Below is a listing to transcribe in full and exactly; keep the pictures out.

═══ Listed entries

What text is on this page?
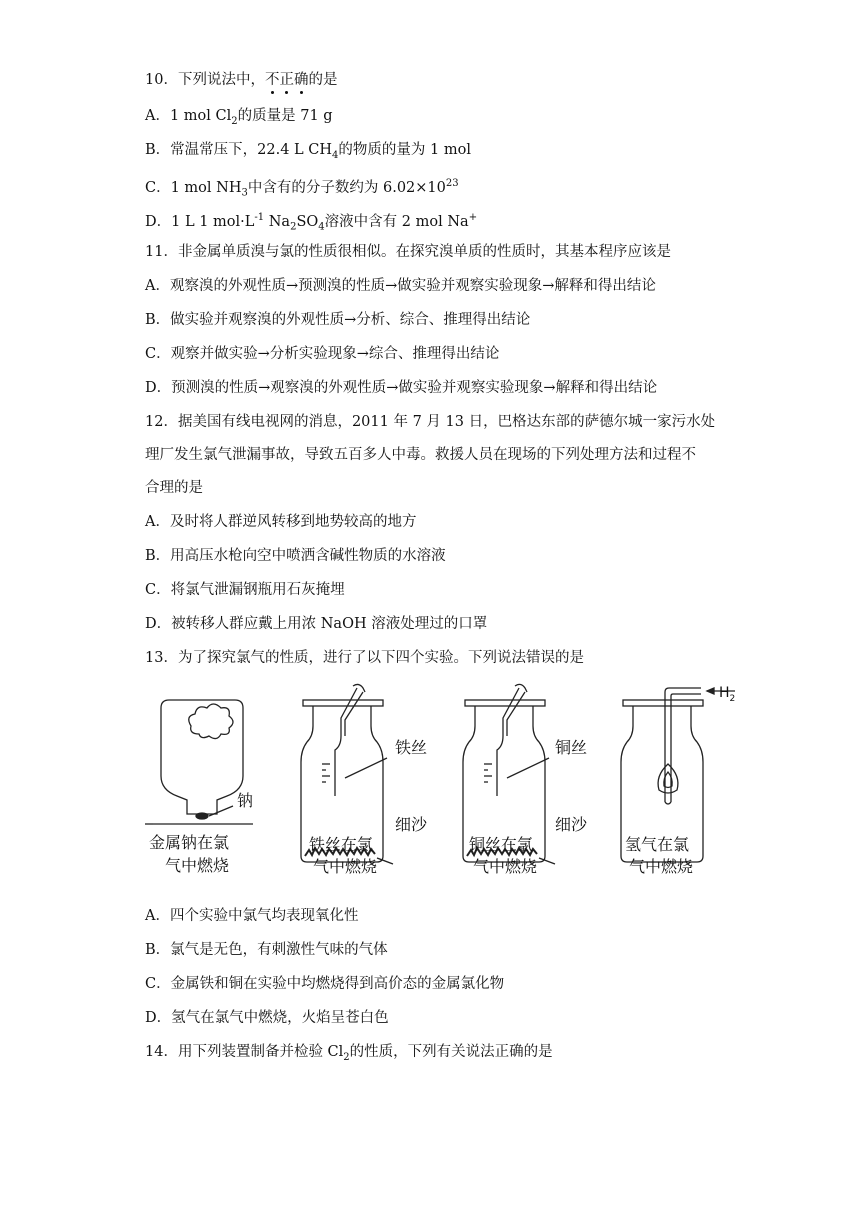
10．下列说法中，不
正
确
的是
A．1 mol $Cl_2$的质量是 71 g
B．常温常压下，22.4 L $CH_4$的物质的量为 1 mol
C．1 mol $NH_3$中含有的分子数约为 $6.02\times 10^{23}$
D．1 L 1 $mol\cdot L^{-1}$ $Na_2SO_4$溶液中含有 2 mol Na+
11．非金属单质溴与氯的性质很相似。在探究溴单质的性质时，其基本程序应该是
A．观察溴的外观性质→预测溴的性质→做实验并观察实验现象→解释和得出结论
B．做实验并观察溴的外观性质→分析、综合、推理得出结论
C．观察并做实验→分析实验现象→综合、推理得出结论
D．预测溴的性质→观察溴的外观性质→做实验并观察实验现象→解释和得出结论
12．据美国有线电视网的消息，2011 年 7 月 13 日，巴格达东部的萨德尔城一家污水处
理厂发生氯气泄漏事故，导致五百多人中毒。救援人员在现场的下列处理方法和过程不
合理的是
A．及时将人群逆风转移到地势较高的地方
B．用高压水枪向空中喷洒含碱性物质的水溶液
C．将氯气泄漏钢瓶用石灰掩埋
D．被转移人群应戴上用浓 NaOH 溶液处理过的口罩
13．为了探究氯气的性质，进行了以下四个实验。下列说法错误的是
钠
金属钠在氯
气中燃烧
铁丝
细沙
铁丝在氯
气中燃烧
铜丝
细沙
铜丝在氯
气中燃烧
$H_2$
氢气在氯
气中燃烧
A．四个实验中氯气均表现氧化性
B．氯气是无色，有刺激性气味的气体
C．金属铁和铜在实验中均燃烧得到高价态的金属氯化物
D．氢气在氯气中燃烧，火焰呈苍白色
14．用下列装置制备并检验 $Cl_2$的性质，下列有关说法正确的是
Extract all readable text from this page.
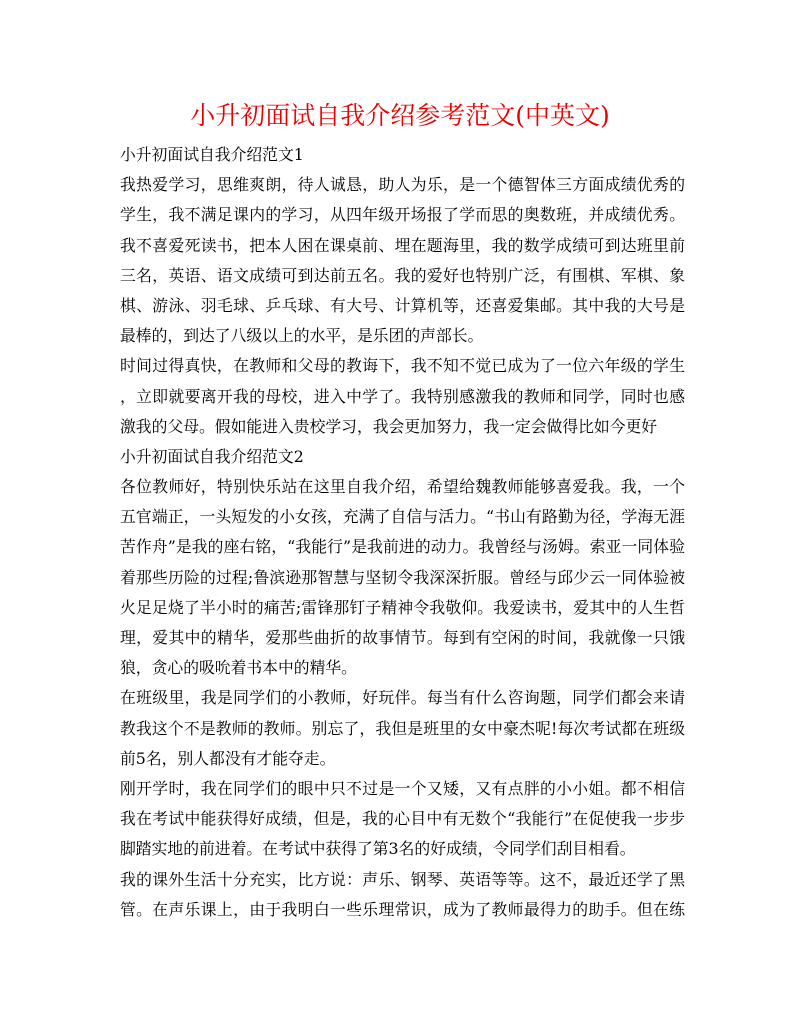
小升初面试自我介绍参考范文(中英文)
小升初面试自我介绍范文1
我热爱学习，思维爽朗，待人诚恳，助人为乐，是一个德智体三方面成绩优秀的
学生，我不满足课内的学习，从四年级开场报了学而思的奥数班，并成绩优秀。
我不喜爱死读书，把本人困在课桌前、埋在题海里，我的数学成绩可到达班里前
三名，英语、语文成绩可到达前五名。我的爱好也特别广泛，有围棋、军棋、象
棋、游泳、羽毛球、乒乓球、有大号、计算机等，还喜爱集邮。其中我的大号是
最棒的，到达了八级以上的水平，是乐团的声部长。
时间过得真快，在教师和父母的教诲下，我不知不觉已成为了一位六年级的学生
，立即就要离开我的母校，进入中学了。我特别感激我的教师和同学，同时也感
激我的父母。假如能进入贵校学习，我会更加努力，我一定会做得比如今更好
小升初面试自我介绍范文2
各位教师好，特别快乐站在这里自我介绍，希望给魏教师能够喜爱我。我，一个
五官端正，一头短发的小女孩，充满了自信与活力。“书山有路勤为径，学海无涯
苦作舟”是我的座右铭，“我能行”是我前进的动力。我曾经与汤姆。索亚一同体验
着那些历险的过程;鲁滨逊那智慧与坚韧令我深深折服。曾经与邱少云一同体验被
火足足烧了半小时的痛苦;雷锋那钉子精神令我敬仰。我爱读书，爱其中的人生哲
理，爱其中的精华，爱那些曲折的故事情节。每到有空闲的时间，我就像一只饿
狼，贪心的吸吮着书本中的精华。
在班级里，我是同学们的小教师，好玩伴。每当有什么咨询题，同学们都会来请
教我这个不是教师的教师。别忘了，我但是班里的女中豪杰呢!每次考试都在班级
前5名，别人都没有才能夺走。
刚开学时，我在同学们的眼中只不过是一个又矮，又有点胖的小小姐。都不相信
我在考试中能获得好成绩，但是，我的心目中有无数个“我能行”在促使我一步步
脚踏实地的前进着。在考试中获得了第3名的好成绩，令同学们刮目相看。
我的课外生活十分充实，比方说：声乐、钢琴、英语等等。这不，最近还学了黑
管。在声乐课上，由于我明白一些乐理常识，成为了教师最得力的助手。但在练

══════

**Finished answer**
What text is on this page?
10．下列说法中，不
正
确
的是
A．1 mol $Cl_2$的质量是 71 g
B．常温常压下，22.4 L $CH_4$的物质的量为 1 mol
C．1 mol $NH_3$中含有的分子数约为 $6.02\times 10^{23}$
D．1 L 1 $mol\cdot L^{-1}$ $Na_2SO_4$溶液中含有 2 mol Na+
11．非金属单质溴与氯的性质很相似。在探究溴单质的性质时，其基本程序应该是
A．观察溴的外观性质→预测溴的性质→做实验并观察实验现象→解释和得出结论
B．做实验并观察溴的外观性质→分析、综合、推理得出结论
C．观察并做实验→分析实验现象→综合、推理得出结论
D．预测溴的性质→观察溴的外观性质→做实验并观察实验现象→解释和得出结论
12．据美国有线电视网的消息，2011 年 7 月 13 日，巴格达东部的萨德尔城一家污水处
理厂发生氯气泄漏事故，导致五百多人中毒。救援人员在现场的下列处理方法和过程不
合理的是
A．及时将人群逆风转移到地势较高的地方
B．用高压水枪向空中喷洒含碱性物质的水溶液
C．将氯气泄漏钢瓶用石灰掩埋
D．被转移人群应戴上用浓 NaOH 溶液处理过的口罩
13．为了探究氯气的性质，进行了以下四个实验。下列说法错误的是
钠
金属钠在氯
气中燃烧
铁丝
细沙
铁丝在氯
气中燃烧
铜丝
细沙
铜丝在氯
气中燃烧
$H_2$
氢气在氯
气中燃烧
A．四个实验中氯气均表现氧化性
B．氯气是无色，有刺激性气味的气体
C．金属铁和铜在实验中均燃烧得到高价态的金属氯化物
D．氢气在氯气中燃烧，火焰呈苍白色
14．用下列装置制备并检验 $Cl_2$的性质，下列有关说法正确的是
Extract all readable text from this page.
小升初面试自我介绍参考范文(中英文)
小升初面试自我介绍范文1
我热爱学习，思维爽朗，待人诚恳，助人为乐，是一个德智体三方面成绩优秀的
学生，我不满足课内的学习，从四年级开场报了学而思的奥数班，并成绩优秀。
我不喜爱死读书，把本人困在课桌前、埋在题海里，我的数学成绩可到达班里前
三名，英语、语文成绩可到达前五名。我的爱好也特别广泛，有围棋、军棋、象
棋、游泳、羽毛球、乒乓球、有大号、计算机等，还喜爱集邮。其中我的大号是
最棒的，到达了八级以上的水平，是乐团的声部长。
时间过得真快，在教师和父母的教诲下，我不知不觉已成为了一位六年级的学生
，立即就要离开我的母校，进入中学了。我特别感激我的教师和同学，同时也感
激我的父母。假如能进入贵校学习，我会更加努力，我一定会做得比如今更好
小升初面试自我介绍范文2
各位教师好，特别快乐站在这里自我介绍，希望给魏教师能够喜爱我。我，一个
五官端正，一头短发的小女孩，充满了自信与活力。“书山有路勤为径，学海无涯
苦作舟”是我的座右铭，“我能行”是我前进的动力。我曾经与汤姆。索亚一同体验
着那些历险的过程;鲁滨逊那智慧与坚韧令我深深折服。曾经与邱少云一同体验被
火足足烧了半小时的痛苦;雷锋那钉子精神令我敬仰。我爱读书，爱其中的人生哲
理，爱其中的精华，爱那些曲折的故事情节。每到有空闲的时间，我就像一只饿
狼，贪心的吸吮着书本中的精华。
在班级里，我是同学们的小教师，好玩伴。每当有什么咨询题，同学们都会来请
教我这个不是教师的教师。别忘了，我但是班里的女中豪杰呢!每次考试都在班级
前5名，别人都没有才能夺走。
刚开学时，我在同学们的眼中只不过是一个又矮，又有点胖的小小姐。都不相信
我在考试中能获得好成绩，但是，我的心目中有无数个“我能行”在促使我一步步
脚踏实地的前进着。在考试中获得了第3名的好成绩，令同学们刮目相看。
我的课外生活十分充实，比方说：声乐、钢琴、英语等等。这不，最近还学了黑
管。在声乐课上，由于我明白一些乐理常识，成为了教师最得力的助手。但在练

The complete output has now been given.